Combined theoretical and computational study of interstrand DNA guanine-guanine cross-linking by trans-[Pt(pyridine)2] derived from the photoactivated prodrug trans,trans,trans-[Pt(N3)2(OH)2(pyridine)2

Molecular modeling and extensive experimental studies are used to study DNA distortions induced by binding platinum(II)-containing fragments derived from cisplatin and a new class of photoactive platinum anticancer drugs. The major photoproduct of the novel platinum(IV) prodrug trans,trans,trans-Pt(N(3))(2)(OH)(2)(py)(2)] (1) contains the trans-{Pt(py)(2)}(2+) moiety. Using a tailored DNA sequence, experimental studies establish the possibility of interstrand binding of trans-{Pt(py)(2)}(2+) (P) to guanine N7 positions on each DNA strand. Ligand field molecular mechanics (LFMM) parameters for Pt-guanine interactions are then derived and validated against a range of experimental structures from the Cambridge Structural Database, published quantum mechanics (QM)/molecular mechanics (MM) structures of model Pt-DNA systems and additional density-functional theory (DFT) studies. Ligand field molecular dynamics (LFMD) simulation protocols are developed and validated using experimentally characterized bifunctional DNA adducts involving both an intra- and an interstrand cross-link of cisplatin. We then turn to the interaction of P with the DNA duplex dodecamer, d(5'-C(1)C(2)T(3)C(4)T(5)C(6)G(7)T(8)C(9)T(10)C(11)C(12)-3')·d(5'-G(13)G(14)A(15)G(16)A(17)C(18)G(19)A(20)G(21)A(22)G(23)G(24)-3') which is known to form a monofunctional adduct with cis-{Pt(NH(3))(2)(py)}. P coordinated to G(7) and G(19) is simulated giving a predicted bend toward the minor groove. This is widened at one end of the platinated site and deepened at the opposite end, while the P-DNA complex exhibits a global bend of ～67° and an unwinding of ～20°. Such cross-links offer possibilities for specific protein-DNA interactions and suggest possible mechanisms to explain the high potency of this photoactivated complex.

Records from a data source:
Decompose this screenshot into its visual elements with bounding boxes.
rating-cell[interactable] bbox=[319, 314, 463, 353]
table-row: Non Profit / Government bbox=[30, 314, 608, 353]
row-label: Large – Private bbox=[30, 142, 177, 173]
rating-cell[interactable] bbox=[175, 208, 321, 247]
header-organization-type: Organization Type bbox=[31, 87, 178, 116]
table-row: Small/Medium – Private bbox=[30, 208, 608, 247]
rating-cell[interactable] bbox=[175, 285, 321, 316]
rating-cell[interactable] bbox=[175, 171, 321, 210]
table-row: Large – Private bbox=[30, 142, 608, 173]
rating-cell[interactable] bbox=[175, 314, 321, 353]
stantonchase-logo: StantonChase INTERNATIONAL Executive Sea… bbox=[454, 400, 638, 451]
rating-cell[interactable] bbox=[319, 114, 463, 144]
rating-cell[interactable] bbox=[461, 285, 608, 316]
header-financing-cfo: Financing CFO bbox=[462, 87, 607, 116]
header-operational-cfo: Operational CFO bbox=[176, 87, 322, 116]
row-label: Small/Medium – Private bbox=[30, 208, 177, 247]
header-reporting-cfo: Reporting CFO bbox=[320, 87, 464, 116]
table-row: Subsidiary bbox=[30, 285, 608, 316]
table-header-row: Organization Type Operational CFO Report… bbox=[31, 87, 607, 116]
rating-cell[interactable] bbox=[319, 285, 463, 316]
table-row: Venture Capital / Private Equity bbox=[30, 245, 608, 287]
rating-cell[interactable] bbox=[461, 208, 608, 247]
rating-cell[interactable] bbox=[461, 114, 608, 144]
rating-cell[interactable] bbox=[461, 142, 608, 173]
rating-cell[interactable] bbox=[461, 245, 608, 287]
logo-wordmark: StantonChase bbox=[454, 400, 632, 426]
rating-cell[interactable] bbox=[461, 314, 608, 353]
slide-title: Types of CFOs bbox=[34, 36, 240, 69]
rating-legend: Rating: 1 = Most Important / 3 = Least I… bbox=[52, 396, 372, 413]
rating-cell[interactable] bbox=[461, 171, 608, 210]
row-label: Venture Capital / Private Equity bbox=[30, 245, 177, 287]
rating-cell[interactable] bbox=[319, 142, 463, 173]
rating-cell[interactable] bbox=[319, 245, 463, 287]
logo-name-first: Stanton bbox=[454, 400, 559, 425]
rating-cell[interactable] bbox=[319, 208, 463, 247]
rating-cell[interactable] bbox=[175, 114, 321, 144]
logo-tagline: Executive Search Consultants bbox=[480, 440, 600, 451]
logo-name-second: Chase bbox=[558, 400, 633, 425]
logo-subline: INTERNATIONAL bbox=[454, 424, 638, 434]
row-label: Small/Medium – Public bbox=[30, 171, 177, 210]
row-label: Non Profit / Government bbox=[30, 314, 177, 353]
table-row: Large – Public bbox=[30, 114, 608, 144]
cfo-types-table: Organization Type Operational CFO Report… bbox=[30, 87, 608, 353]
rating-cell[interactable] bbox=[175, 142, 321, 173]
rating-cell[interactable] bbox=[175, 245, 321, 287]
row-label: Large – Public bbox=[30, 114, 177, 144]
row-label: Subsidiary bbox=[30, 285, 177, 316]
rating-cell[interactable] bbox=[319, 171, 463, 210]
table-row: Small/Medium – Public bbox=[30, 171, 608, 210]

Assignment:
From the platinum cross-linking abstract, list every abbreviation that appears in parentheses right after a spelled-out method or theory name, each paired with the full term it stands for.

Output of the task:
- LFMM: ligand field molecular mechanics
- QM: quantum mechanics
- MM: molecular mechanics
- DFT: density-functional theory
- LFMD: ligand field molecular dynamics